• **Problem requirements**: Select every line of the listing that contains the string "units", and copy those lines. Case counts when matching.

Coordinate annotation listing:
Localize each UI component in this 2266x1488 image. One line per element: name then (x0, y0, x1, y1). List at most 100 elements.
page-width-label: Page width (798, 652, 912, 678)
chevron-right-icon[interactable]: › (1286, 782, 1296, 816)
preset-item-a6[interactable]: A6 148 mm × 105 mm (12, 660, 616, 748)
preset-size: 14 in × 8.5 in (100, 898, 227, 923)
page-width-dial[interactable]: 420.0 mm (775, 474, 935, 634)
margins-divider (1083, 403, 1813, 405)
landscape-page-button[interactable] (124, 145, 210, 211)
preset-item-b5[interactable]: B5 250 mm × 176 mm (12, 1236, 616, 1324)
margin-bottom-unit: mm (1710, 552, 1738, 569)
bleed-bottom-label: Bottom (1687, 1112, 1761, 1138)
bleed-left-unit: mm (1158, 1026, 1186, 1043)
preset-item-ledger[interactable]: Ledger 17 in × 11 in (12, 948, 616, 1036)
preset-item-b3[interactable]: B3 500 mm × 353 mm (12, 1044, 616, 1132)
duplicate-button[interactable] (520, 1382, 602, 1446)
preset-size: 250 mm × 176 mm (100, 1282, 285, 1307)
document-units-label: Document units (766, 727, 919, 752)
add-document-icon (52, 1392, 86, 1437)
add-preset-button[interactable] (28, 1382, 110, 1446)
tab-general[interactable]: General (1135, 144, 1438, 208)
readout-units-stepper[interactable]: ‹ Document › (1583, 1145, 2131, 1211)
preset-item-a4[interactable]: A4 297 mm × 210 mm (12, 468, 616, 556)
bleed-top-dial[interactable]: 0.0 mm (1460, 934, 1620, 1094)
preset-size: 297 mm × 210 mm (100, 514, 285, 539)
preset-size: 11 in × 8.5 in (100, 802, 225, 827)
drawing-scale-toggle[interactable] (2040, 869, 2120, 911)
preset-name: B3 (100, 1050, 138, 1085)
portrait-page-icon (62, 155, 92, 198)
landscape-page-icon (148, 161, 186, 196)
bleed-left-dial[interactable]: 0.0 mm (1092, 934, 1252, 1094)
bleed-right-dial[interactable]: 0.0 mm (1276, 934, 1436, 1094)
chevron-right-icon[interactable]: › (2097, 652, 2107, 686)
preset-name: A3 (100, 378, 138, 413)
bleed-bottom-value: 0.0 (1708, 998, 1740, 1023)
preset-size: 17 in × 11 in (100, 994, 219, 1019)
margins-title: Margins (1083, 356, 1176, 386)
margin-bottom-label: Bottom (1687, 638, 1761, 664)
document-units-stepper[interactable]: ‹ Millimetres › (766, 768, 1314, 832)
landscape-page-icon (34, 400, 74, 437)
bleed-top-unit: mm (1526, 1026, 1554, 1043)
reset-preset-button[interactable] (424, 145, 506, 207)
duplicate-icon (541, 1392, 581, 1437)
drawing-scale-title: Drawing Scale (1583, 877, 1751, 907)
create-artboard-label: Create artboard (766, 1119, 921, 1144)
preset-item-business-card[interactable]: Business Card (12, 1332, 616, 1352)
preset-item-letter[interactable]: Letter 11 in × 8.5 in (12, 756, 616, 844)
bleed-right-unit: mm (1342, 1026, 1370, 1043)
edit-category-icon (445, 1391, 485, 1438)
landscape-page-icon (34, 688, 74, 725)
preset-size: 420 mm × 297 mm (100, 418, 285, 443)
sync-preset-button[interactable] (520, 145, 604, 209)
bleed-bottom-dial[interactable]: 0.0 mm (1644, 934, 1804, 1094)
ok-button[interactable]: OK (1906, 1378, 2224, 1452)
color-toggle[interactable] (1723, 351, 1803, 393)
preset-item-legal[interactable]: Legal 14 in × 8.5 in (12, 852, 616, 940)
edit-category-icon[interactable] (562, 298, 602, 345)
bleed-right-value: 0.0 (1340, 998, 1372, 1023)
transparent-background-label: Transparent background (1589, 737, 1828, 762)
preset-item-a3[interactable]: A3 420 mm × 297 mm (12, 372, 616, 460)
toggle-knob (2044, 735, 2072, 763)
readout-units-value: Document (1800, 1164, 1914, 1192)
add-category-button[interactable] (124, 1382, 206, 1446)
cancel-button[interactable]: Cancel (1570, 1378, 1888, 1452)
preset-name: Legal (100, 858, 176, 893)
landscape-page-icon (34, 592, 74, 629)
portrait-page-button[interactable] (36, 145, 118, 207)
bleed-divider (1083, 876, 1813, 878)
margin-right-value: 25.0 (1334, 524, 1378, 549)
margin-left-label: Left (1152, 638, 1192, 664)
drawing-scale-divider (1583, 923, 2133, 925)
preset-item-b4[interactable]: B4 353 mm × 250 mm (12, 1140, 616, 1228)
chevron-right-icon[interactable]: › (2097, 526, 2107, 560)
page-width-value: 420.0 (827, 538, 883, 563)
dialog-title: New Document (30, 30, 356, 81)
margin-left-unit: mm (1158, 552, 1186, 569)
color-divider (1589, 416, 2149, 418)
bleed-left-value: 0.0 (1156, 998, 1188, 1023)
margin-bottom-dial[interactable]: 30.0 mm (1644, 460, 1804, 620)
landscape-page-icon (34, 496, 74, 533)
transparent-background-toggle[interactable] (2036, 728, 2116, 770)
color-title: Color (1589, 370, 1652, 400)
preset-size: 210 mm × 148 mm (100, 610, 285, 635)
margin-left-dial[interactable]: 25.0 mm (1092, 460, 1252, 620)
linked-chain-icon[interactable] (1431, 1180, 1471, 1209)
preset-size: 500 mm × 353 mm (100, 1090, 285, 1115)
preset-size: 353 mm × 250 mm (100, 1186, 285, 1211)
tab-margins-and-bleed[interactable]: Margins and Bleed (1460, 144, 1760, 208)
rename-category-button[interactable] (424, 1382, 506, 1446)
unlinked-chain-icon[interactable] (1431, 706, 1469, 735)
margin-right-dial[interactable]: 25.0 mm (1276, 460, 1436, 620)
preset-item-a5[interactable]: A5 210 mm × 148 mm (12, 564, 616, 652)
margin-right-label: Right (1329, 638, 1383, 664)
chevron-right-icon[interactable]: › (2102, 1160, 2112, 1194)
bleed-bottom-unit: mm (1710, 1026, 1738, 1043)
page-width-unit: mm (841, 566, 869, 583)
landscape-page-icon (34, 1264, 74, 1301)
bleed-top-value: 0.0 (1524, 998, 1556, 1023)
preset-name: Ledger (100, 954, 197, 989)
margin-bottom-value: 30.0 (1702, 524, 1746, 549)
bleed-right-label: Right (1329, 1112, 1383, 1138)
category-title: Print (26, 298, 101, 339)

• **Response to the task**:
document-units-label: Document units (766, 727, 919, 752)
readout-units-stepper[interactable]: ‹ Document › (1583, 1145, 2131, 1211)
document-units-stepper[interactable]: ‹ Millimetres › (766, 768, 1314, 832)
readout-units-value: Document (1800, 1164, 1914, 1192)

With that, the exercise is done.